RECORDS PROVIDED —
* start *
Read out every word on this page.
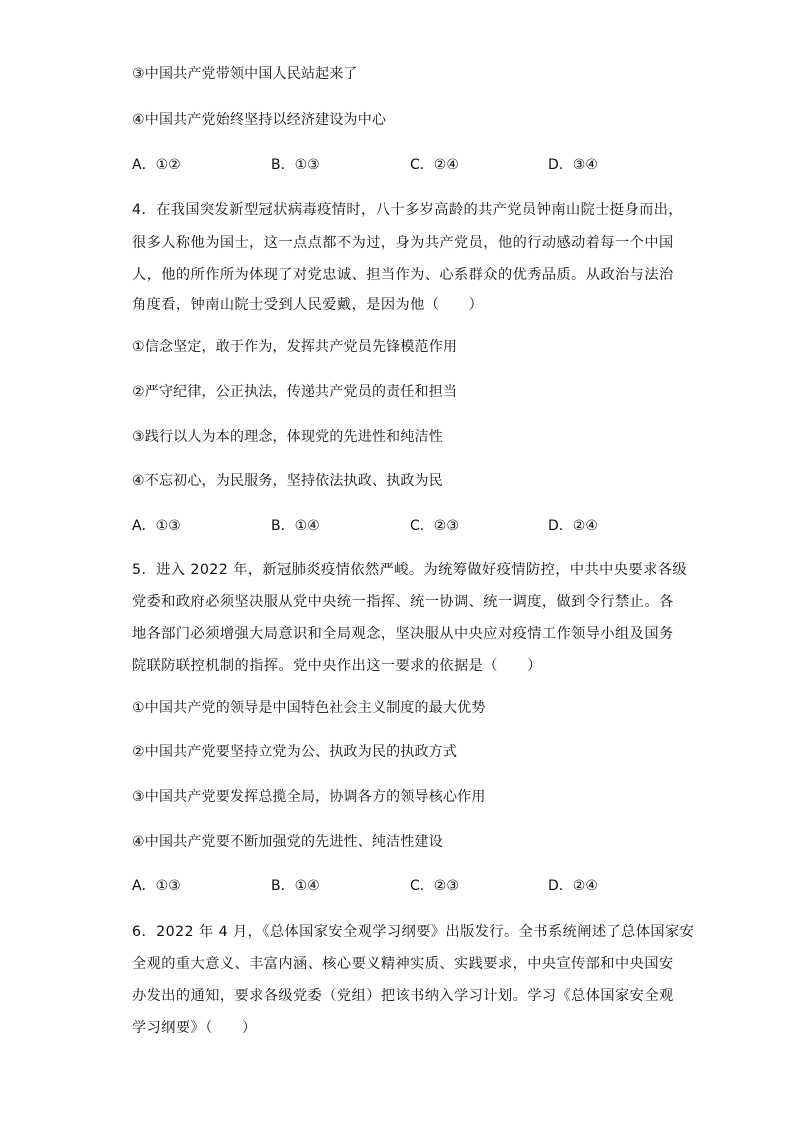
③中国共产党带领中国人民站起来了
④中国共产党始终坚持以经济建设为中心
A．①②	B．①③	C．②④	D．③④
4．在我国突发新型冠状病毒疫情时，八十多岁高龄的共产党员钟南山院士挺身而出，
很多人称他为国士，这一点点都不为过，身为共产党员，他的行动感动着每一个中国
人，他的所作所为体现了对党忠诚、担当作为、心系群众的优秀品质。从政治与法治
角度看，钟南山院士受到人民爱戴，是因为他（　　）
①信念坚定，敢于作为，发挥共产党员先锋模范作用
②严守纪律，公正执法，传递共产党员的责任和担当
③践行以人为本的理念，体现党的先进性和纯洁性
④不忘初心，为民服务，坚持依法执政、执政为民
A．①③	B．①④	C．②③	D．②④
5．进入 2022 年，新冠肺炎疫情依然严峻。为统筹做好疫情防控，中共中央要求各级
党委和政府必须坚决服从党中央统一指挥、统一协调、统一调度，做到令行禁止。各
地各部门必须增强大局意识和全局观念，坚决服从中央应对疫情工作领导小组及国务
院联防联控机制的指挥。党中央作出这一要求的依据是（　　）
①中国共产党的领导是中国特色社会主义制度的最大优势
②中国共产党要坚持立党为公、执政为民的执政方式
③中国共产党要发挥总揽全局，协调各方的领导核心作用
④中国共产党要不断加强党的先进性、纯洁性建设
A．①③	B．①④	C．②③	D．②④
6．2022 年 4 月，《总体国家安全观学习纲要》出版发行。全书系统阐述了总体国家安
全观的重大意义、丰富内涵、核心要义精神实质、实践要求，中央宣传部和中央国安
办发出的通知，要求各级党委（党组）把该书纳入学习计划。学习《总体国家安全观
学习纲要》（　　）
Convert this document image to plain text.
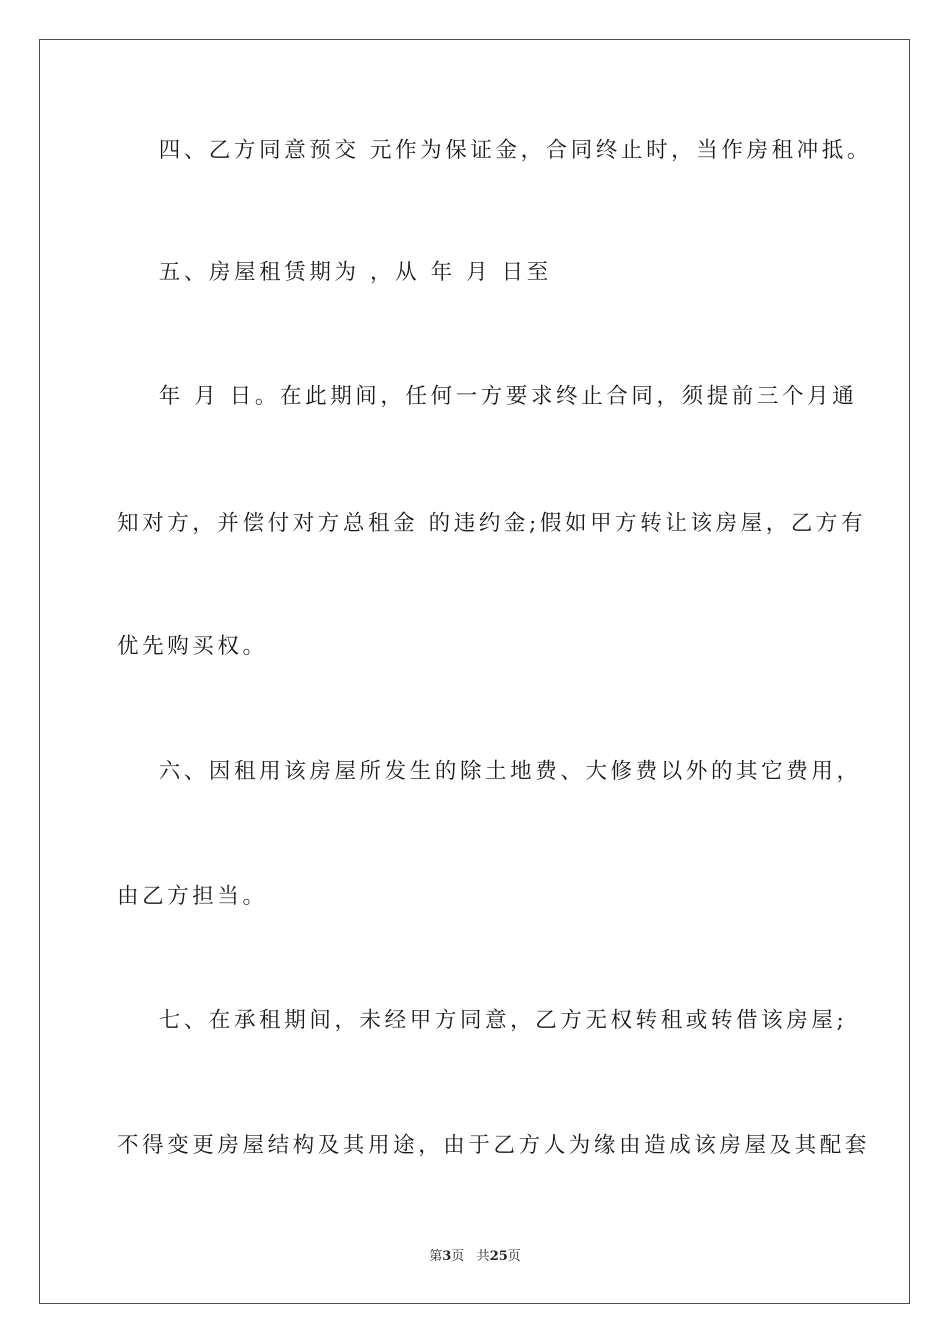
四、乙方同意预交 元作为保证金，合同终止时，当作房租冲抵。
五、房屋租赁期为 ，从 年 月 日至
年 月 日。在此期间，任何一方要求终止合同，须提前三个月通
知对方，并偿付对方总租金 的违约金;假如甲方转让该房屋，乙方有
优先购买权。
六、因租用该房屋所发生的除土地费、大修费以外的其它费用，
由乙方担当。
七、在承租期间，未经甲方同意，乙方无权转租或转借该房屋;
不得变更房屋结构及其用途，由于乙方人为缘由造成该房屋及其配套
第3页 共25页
* end *
* start *
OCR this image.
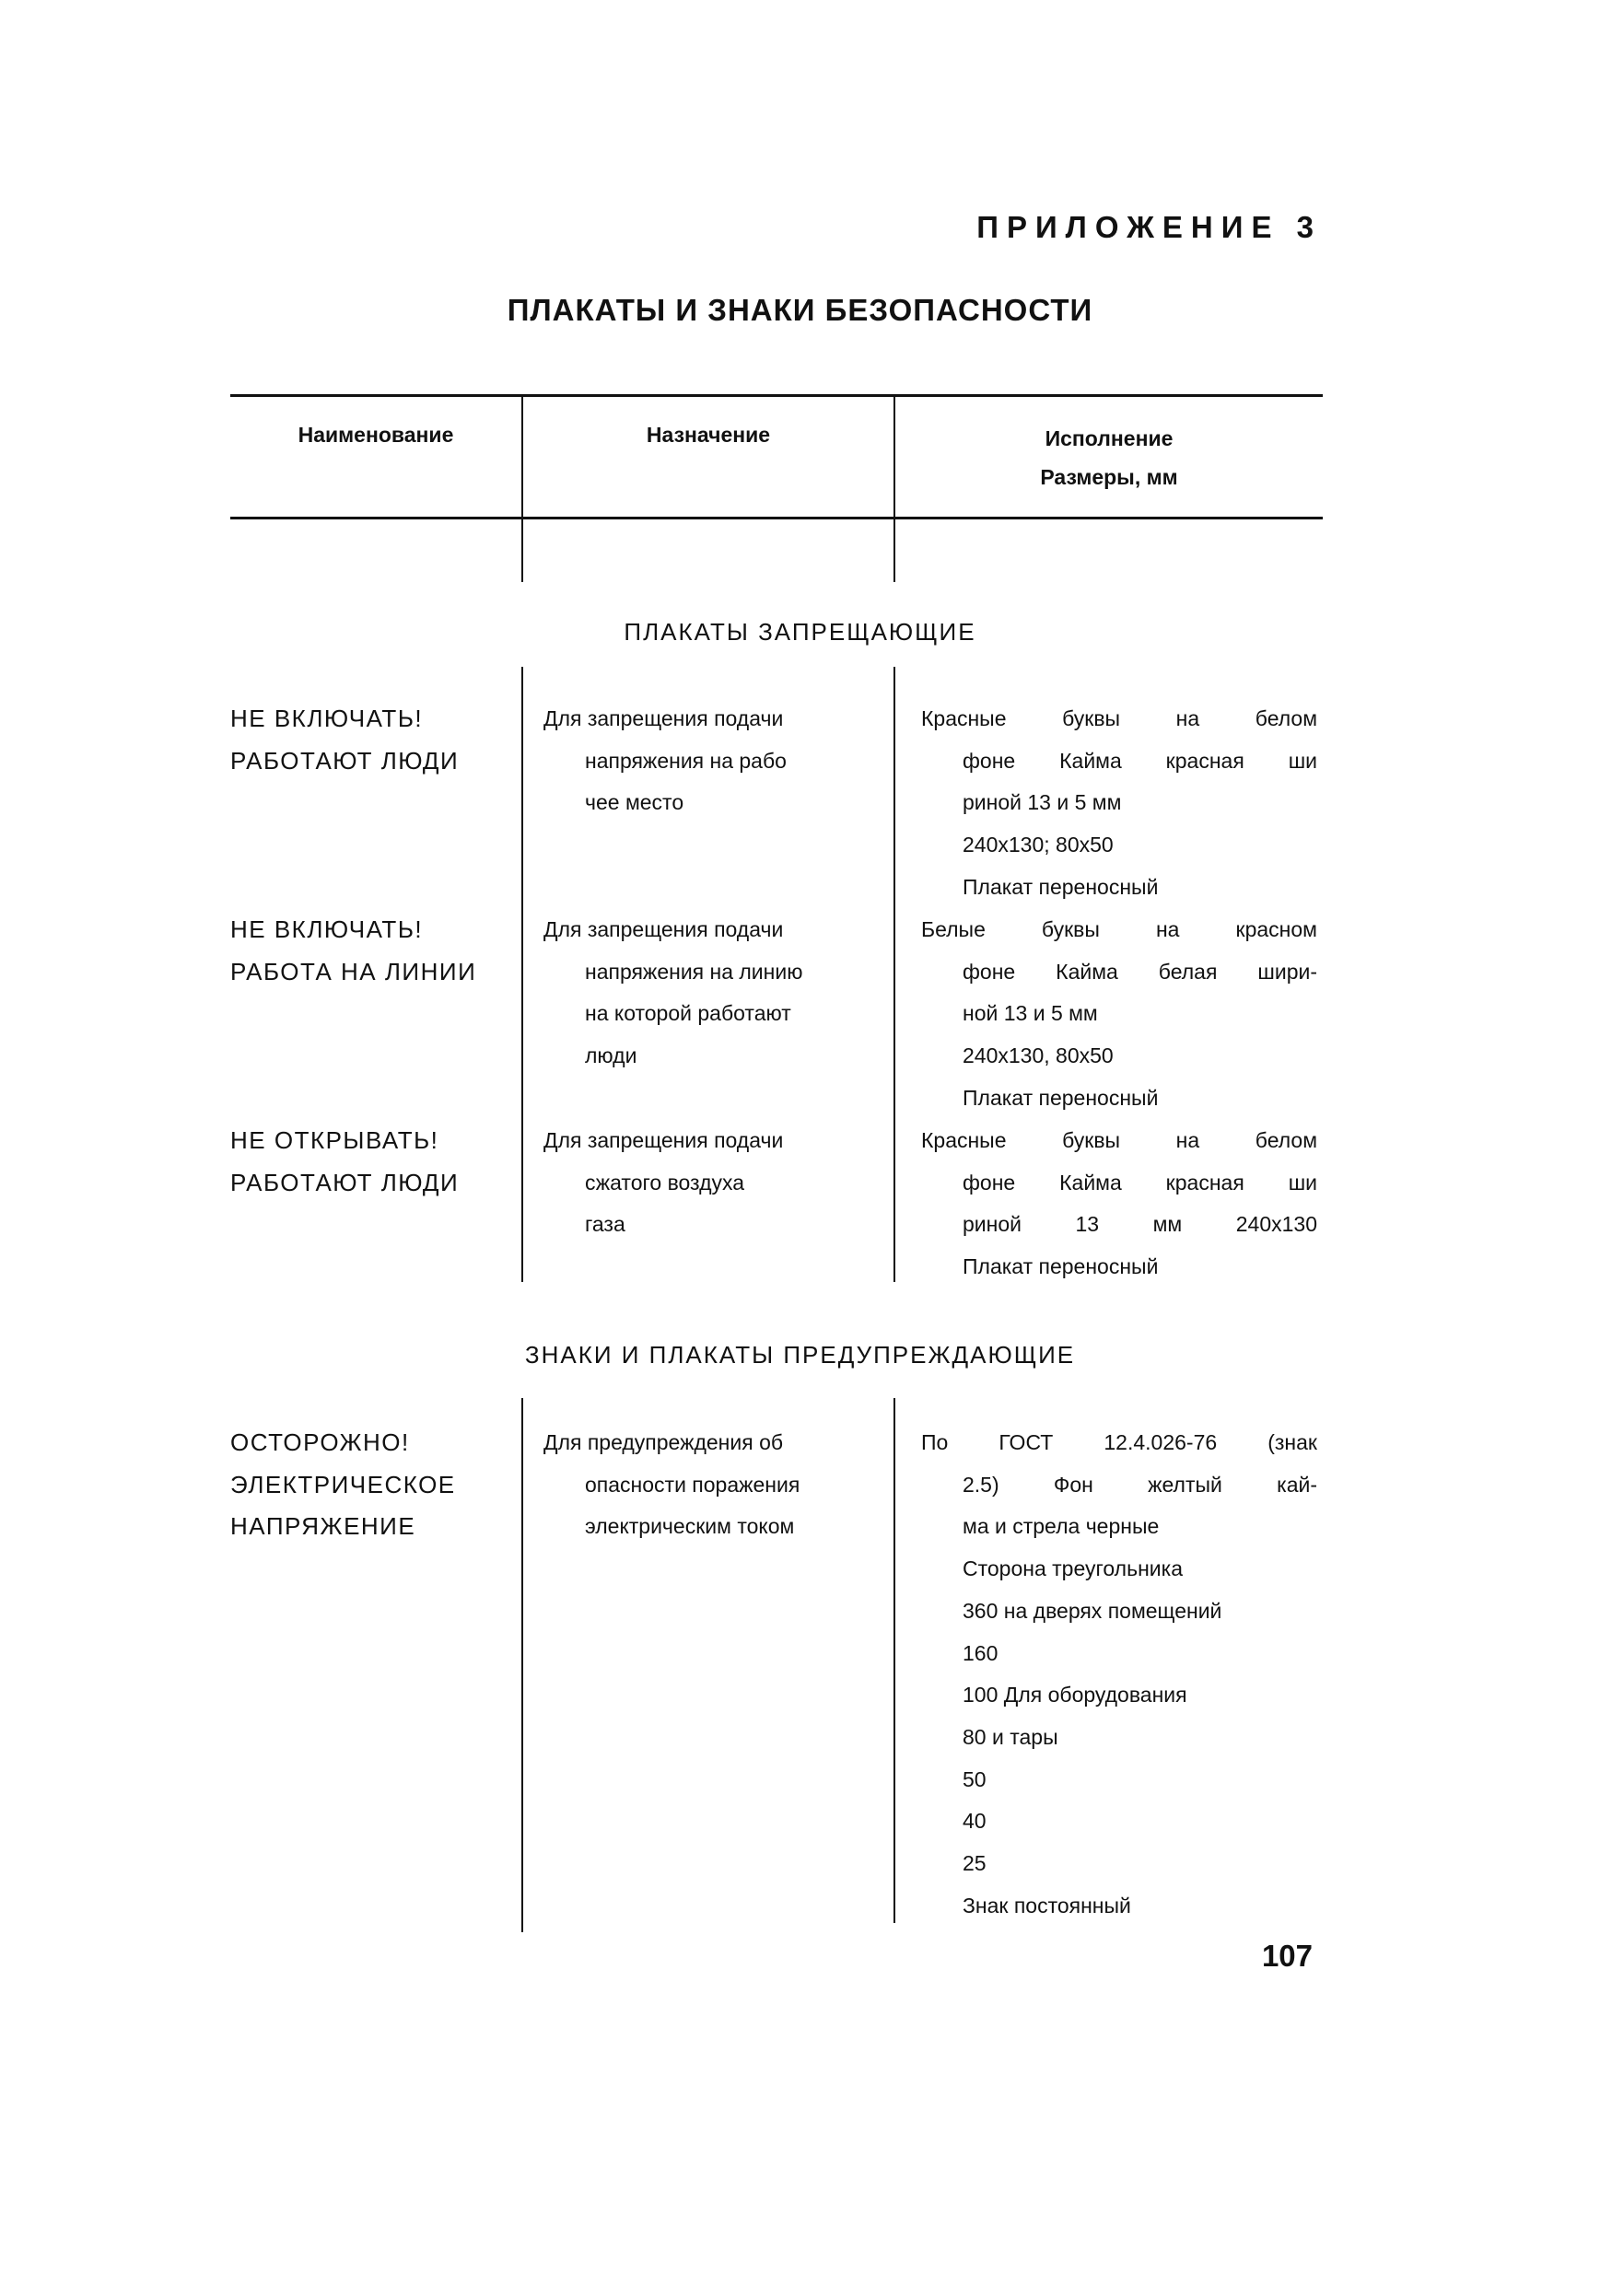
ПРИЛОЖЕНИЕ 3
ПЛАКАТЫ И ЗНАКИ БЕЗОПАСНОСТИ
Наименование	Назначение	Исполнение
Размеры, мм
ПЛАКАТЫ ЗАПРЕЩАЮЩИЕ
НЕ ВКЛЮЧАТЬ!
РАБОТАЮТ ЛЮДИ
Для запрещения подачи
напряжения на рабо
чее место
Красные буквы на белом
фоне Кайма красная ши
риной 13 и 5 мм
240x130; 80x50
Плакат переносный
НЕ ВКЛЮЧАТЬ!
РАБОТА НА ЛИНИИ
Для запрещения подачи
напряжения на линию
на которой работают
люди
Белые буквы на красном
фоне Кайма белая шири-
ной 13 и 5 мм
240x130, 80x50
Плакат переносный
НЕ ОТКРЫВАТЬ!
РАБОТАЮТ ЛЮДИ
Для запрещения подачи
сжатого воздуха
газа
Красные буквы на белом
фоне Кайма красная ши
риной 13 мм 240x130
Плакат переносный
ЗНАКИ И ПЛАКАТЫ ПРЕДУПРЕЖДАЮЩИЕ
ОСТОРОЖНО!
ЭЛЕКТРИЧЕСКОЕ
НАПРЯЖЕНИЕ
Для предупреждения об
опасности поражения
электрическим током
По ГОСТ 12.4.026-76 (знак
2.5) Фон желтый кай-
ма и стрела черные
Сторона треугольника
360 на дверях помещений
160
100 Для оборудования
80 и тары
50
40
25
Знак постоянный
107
* end *
EXERCISE TASK — Search the entries for the word "this" and gather every line where it appears.

OUTPUT BELOW —
Read out every word on this page.
Convert this document image to plain text.
OCR this image.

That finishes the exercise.